__What you will do__: Only lines with the string "marker" matter here; gather them from the material below.

__Records to process__:

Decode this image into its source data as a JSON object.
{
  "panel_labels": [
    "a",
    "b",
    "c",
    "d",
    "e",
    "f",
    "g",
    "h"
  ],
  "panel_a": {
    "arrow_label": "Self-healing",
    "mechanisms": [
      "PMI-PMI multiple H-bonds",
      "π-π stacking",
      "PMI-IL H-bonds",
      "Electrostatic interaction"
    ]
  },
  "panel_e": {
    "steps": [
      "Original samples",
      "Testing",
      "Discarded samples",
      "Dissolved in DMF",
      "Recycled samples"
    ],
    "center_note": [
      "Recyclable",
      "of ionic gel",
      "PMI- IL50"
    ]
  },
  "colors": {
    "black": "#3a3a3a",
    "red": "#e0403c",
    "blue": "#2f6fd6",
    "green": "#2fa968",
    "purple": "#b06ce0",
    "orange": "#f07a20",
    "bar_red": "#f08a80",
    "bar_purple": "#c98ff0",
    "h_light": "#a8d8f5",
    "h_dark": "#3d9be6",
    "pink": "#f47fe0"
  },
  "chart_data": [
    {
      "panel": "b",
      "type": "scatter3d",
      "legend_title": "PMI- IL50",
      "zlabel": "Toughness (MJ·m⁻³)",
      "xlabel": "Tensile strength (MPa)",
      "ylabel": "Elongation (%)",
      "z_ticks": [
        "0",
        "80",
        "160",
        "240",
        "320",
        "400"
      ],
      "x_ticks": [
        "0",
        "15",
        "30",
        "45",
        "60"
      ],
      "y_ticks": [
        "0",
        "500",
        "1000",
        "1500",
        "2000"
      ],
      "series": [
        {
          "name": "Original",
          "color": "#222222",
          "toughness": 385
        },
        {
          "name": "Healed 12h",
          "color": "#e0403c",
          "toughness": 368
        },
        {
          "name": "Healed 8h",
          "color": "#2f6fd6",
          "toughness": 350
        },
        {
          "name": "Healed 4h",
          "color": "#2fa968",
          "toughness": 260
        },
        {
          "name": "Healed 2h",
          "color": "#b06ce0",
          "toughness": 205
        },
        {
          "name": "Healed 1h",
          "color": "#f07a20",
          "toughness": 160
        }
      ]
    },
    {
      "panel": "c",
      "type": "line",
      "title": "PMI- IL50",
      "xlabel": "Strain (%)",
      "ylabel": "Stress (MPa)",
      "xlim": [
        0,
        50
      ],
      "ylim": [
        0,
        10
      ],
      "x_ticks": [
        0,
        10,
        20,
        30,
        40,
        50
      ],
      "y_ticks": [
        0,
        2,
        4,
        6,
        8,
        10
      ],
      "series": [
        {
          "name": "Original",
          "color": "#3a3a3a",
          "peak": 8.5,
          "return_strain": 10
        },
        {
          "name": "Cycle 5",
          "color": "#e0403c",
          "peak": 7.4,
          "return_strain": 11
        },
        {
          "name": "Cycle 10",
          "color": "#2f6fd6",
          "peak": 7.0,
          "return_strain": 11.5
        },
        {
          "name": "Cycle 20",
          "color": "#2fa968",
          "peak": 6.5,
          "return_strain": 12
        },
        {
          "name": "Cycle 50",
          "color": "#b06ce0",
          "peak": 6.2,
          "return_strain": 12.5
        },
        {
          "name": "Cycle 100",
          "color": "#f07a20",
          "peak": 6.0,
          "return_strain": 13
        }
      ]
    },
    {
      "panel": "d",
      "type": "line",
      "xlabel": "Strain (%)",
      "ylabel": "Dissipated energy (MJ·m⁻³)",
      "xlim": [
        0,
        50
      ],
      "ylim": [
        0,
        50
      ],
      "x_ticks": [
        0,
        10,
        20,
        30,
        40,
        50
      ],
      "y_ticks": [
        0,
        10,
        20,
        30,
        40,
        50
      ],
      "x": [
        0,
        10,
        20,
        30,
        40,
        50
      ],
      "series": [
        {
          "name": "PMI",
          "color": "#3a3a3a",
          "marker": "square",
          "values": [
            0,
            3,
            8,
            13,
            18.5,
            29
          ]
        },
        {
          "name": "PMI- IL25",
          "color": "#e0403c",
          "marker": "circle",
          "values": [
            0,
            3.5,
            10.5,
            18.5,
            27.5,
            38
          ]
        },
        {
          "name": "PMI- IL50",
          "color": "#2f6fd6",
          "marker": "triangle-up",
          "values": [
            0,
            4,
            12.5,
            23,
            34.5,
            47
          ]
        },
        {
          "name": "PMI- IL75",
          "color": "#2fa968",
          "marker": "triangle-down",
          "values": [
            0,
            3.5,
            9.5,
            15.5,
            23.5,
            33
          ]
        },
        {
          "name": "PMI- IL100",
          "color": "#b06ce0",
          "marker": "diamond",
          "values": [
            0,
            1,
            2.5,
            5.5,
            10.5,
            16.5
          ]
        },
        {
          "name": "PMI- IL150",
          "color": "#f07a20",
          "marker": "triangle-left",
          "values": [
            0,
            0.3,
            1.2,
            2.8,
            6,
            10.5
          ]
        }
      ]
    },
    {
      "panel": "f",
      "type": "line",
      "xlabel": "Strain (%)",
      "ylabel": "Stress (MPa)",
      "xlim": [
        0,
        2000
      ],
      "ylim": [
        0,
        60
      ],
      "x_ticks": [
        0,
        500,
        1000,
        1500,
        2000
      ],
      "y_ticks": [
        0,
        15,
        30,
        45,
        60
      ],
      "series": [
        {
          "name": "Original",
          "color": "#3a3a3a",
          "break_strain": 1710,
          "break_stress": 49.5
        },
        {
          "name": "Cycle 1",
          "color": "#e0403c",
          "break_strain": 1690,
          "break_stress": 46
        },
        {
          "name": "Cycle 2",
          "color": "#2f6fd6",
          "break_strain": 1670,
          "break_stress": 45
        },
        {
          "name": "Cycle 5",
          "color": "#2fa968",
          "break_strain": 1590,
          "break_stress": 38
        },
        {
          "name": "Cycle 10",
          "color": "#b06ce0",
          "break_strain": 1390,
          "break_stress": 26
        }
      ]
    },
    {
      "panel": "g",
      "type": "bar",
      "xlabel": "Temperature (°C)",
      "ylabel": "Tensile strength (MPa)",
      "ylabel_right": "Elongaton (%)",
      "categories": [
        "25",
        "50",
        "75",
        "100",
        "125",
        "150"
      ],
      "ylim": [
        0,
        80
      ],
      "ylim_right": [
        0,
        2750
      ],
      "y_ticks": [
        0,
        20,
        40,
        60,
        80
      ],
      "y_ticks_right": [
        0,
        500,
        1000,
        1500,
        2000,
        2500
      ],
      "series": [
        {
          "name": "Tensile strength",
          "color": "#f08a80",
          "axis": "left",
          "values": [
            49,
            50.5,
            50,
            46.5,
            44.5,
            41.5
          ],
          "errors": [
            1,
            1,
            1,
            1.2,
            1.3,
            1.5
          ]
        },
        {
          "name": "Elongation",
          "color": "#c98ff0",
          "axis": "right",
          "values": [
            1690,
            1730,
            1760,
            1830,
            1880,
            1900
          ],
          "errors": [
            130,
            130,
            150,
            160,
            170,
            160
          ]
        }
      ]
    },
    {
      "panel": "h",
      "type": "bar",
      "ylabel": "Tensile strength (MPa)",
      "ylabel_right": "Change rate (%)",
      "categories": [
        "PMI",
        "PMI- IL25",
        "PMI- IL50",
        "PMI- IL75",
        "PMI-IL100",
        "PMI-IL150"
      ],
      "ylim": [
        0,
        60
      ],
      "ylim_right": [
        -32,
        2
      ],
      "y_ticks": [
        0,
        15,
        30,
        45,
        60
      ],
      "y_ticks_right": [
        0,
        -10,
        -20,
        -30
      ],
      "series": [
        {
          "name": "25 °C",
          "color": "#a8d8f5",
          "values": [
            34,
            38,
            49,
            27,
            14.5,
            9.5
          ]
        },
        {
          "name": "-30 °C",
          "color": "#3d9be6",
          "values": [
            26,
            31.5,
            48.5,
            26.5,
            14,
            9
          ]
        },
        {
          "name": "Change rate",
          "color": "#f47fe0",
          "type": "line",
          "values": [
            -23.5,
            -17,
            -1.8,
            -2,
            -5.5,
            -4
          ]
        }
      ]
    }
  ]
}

__Result__:
          "marker": "square",
          "marker": "circle",
          "marker": "triangle-up",
          "marker": "triangle-down",
          "marker": "diamond",
          "marker": "triangle-left",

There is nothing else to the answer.